=== RECORDS PROVIDED ===

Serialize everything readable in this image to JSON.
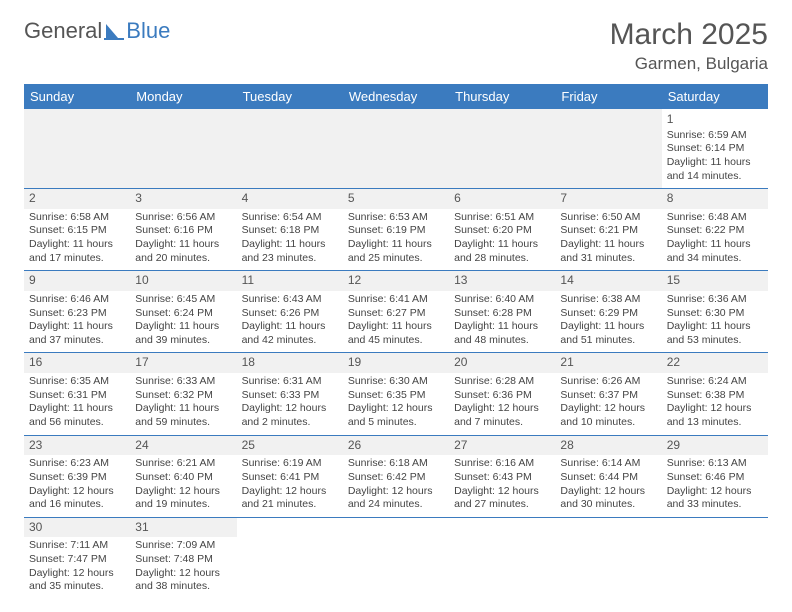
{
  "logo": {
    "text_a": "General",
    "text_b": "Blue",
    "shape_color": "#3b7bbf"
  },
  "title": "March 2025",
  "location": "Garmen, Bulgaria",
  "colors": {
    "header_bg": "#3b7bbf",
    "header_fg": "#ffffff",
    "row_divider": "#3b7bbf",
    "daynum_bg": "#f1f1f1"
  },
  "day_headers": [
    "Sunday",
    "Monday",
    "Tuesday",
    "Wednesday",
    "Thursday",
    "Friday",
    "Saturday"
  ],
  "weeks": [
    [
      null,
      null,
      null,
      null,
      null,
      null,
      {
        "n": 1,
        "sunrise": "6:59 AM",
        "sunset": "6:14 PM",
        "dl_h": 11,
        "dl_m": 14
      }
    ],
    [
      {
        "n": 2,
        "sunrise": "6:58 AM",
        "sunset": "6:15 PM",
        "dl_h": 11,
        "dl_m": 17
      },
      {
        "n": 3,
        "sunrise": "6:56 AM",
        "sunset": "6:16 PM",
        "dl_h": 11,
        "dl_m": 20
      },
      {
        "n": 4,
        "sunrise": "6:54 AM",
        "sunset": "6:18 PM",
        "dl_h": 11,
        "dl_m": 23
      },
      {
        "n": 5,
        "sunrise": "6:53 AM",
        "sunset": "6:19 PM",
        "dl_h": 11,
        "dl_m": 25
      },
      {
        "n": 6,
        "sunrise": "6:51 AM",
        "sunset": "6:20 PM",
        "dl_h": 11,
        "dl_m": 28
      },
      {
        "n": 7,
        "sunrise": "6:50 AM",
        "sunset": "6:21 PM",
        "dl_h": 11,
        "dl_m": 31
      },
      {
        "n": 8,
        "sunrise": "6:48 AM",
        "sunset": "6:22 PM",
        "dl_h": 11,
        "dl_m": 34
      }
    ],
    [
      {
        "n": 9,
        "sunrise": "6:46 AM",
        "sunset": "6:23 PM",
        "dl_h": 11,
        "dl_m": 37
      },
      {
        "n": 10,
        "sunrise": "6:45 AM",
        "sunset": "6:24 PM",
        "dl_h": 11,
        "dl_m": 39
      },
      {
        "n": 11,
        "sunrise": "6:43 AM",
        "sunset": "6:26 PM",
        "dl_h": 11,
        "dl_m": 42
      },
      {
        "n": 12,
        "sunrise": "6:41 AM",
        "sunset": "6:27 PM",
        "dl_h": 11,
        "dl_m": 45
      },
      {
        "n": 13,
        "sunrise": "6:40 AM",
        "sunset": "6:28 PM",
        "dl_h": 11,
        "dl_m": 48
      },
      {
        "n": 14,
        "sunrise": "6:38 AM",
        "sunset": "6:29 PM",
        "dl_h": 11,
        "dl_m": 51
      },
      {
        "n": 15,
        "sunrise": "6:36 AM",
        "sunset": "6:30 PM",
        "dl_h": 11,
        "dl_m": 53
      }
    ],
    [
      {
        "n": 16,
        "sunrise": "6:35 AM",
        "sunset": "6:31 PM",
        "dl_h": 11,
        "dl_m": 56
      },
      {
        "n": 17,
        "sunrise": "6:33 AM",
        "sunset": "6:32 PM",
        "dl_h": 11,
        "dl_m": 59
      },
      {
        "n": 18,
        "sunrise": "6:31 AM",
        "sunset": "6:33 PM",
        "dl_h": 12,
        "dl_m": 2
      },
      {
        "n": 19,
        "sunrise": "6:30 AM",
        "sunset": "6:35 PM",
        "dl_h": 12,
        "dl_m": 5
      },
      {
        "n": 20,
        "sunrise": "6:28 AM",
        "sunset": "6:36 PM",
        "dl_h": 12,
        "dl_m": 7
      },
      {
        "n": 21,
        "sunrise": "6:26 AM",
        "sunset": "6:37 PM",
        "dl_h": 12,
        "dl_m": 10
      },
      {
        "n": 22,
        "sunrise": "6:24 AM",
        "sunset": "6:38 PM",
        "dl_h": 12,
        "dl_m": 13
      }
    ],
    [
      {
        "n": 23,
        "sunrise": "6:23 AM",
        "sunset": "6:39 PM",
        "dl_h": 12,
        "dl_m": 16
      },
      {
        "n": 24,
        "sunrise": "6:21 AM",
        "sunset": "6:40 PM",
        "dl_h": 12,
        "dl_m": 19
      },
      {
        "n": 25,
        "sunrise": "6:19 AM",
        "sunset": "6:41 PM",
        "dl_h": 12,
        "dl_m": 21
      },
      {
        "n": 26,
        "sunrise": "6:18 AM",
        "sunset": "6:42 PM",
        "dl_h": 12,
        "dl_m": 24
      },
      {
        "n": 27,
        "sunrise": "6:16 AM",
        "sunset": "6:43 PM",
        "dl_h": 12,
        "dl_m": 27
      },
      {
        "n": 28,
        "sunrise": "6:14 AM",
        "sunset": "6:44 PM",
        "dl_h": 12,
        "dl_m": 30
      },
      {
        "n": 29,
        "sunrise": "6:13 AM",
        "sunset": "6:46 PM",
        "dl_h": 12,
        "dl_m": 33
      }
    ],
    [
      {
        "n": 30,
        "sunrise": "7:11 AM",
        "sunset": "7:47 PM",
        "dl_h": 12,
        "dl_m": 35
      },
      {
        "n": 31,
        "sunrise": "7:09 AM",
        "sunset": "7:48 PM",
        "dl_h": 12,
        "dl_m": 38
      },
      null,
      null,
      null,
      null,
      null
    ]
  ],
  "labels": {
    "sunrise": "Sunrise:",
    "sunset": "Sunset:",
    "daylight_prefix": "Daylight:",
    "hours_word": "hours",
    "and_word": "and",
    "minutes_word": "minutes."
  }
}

===

## STATED PROBLEM
Set down the complete material exactly, but do not include the images.

## ANSWER IN FULL
Serialize everything readable in this image to JSON.
{
  "logo": {
    "text_a": "General",
    "text_b": "Blue",
    "shape_color": "#3b7bbf"
  },
  "title": "March 2025",
  "location": "Garmen, Bulgaria",
  "colors": {
    "header_bg": "#3b7bbf",
    "header_fg": "#ffffff",
    "row_divider": "#3b7bbf",
    "daynum_bg": "#f1f1f1"
  },
  "day_headers": [
    "Sunday",
    "Monday",
    "Tuesday",
    "Wednesday",
    "Thursday",
    "Friday",
    "Saturday"
  ],
  "weeks": [
    [
      null,
      null,
      null,
      null,
      null,
      null,
      {
        "n": 1,
        "sunrise": "6:59 AM",
        "sunset": "6:14 PM",
        "dl_h": 11,
        "dl_m": 14
      }
    ],
    [
      {
        "n": 2,
        "sunrise": "6:58 AM",
        "sunset": "6:15 PM",
        "dl_h": 11,
        "dl_m": 17
      },
      {
        "n": 3,
        "sunrise": "6:56 AM",
        "sunset": "6:16 PM",
        "dl_h": 11,
        "dl_m": 20
      },
      {
        "n": 4,
        "sunrise": "6:54 AM",
        "sunset": "6:18 PM",
        "dl_h": 11,
        "dl_m": 23
      },
      {
        "n": 5,
        "sunrise": "6:53 AM",
        "sunset": "6:19 PM",
        "dl_h": 11,
        "dl_m": 25
      },
      {
        "n": 6,
        "sunrise": "6:51 AM",
        "sunset": "6:20 PM",
        "dl_h": 11,
        "dl_m": 28
      },
      {
        "n": 7,
        "sunrise": "6:50 AM",
        "sunset": "6:21 PM",
        "dl_h": 11,
        "dl_m": 31
      },
      {
        "n": 8,
        "sunrise": "6:48 AM",
        "sunset": "6:22 PM",
        "dl_h": 11,
        "dl_m": 34
      }
    ],
    [
      {
        "n": 9,
        "sunrise": "6:46 AM",
        "sunset": "6:23 PM",
        "dl_h": 11,
        "dl_m": 37
      },
      {
        "n": 10,
        "sunrise": "6:45 AM",
        "sunset": "6:24 PM",
        "dl_h": 11,
        "dl_m": 39
      },
      {
        "n": 11,
        "sunrise": "6:43 AM",
        "sunset": "6:26 PM",
        "dl_h": 11,
        "dl_m": 42
      },
      {
        "n": 12,
        "sunrise": "6:41 AM",
        "sunset": "6:27 PM",
        "dl_h": 11,
        "dl_m": 45
      },
      {
        "n": 13,
        "sunrise": "6:40 AM",
        "sunset": "6:28 PM",
        "dl_h": 11,
        "dl_m": 48
      },
      {
        "n": 14,
        "sunrise": "6:38 AM",
        "sunset": "6:29 PM",
        "dl_h": 11,
        "dl_m": 51
      },
      {
        "n": 15,
        "sunrise": "6:36 AM",
        "sunset": "6:30 PM",
        "dl_h": 11,
        "dl_m": 53
      }
    ],
    [
      {
        "n": 16,
        "sunrise": "6:35 AM",
        "sunset": "6:31 PM",
        "dl_h": 11,
        "dl_m": 56
      },
      {
        "n": 17,
        "sunrise": "6:33 AM",
        "sunset": "6:32 PM",
        "dl_h": 11,
        "dl_m": 59
      },
      {
        "n": 18,
        "sunrise": "6:31 AM",
        "sunset": "6:33 PM",
        "dl_h": 12,
        "dl_m": 2
      },
      {
        "n": 19,
        "sunrise": "6:30 AM",
        "sunset": "6:35 PM",
        "dl_h": 12,
        "dl_m": 5
      },
      {
        "n": 20,
        "sunrise": "6:28 AM",
        "sunset": "6:36 PM",
        "dl_h": 12,
        "dl_m": 7
      },
      {
        "n": 21,
        "sunrise": "6:26 AM",
        "sunset": "6:37 PM",
        "dl_h": 12,
        "dl_m": 10
      },
      {
        "n": 22,
        "sunrise": "6:24 AM",
        "sunset": "6:38 PM",
        "dl_h": 12,
        "dl_m": 13
      }
    ],
    [
      {
        "n": 23,
        "sunrise": "6:23 AM",
        "sunset": "6:39 PM",
        "dl_h": 12,
        "dl_m": 16
      },
      {
        "n": 24,
        "sunrise": "6:21 AM",
        "sunset": "6:40 PM",
        "dl_h": 12,
        "dl_m": 19
      },
      {
        "n": 25,
        "sunrise": "6:19 AM",
        "sunset": "6:41 PM",
        "dl_h": 12,
        "dl_m": 21
      },
      {
        "n": 26,
        "sunrise": "6:18 AM",
        "sunset": "6:42 PM",
        "dl_h": 12,
        "dl_m": 24
      },
      {
        "n": 27,
        "sunrise": "6:16 AM",
        "sunset": "6:43 PM",
        "dl_h": 12,
        "dl_m": 27
      },
      {
        "n": 28,
        "sunrise": "6:14 AM",
        "sunset": "6:44 PM",
        "dl_h": 12,
        "dl_m": 30
      },
      {
        "n": 29,
        "sunrise": "6:13 AM",
        "sunset": "6:46 PM",
        "dl_h": 12,
        "dl_m": 33
      }
    ],
    [
      {
        "n": 30,
        "sunrise": "7:11 AM",
        "sunset": "7:47 PM",
        "dl_h": 12,
        "dl_m": 35
      },
      {
        "n": 31,
        "sunrise": "7:09 AM",
        "sunset": "7:48 PM",
        "dl_h": 12,
        "dl_m": 38
      },
      null,
      null,
      null,
      null,
      null
    ]
  ],
  "labels": {
    "sunrise": "Sunrise:",
    "sunset": "Sunset:",
    "daylight_prefix": "Daylight:",
    "hours_word": "hours",
    "and_word": "and",
    "minutes_word": "minutes."
  }
}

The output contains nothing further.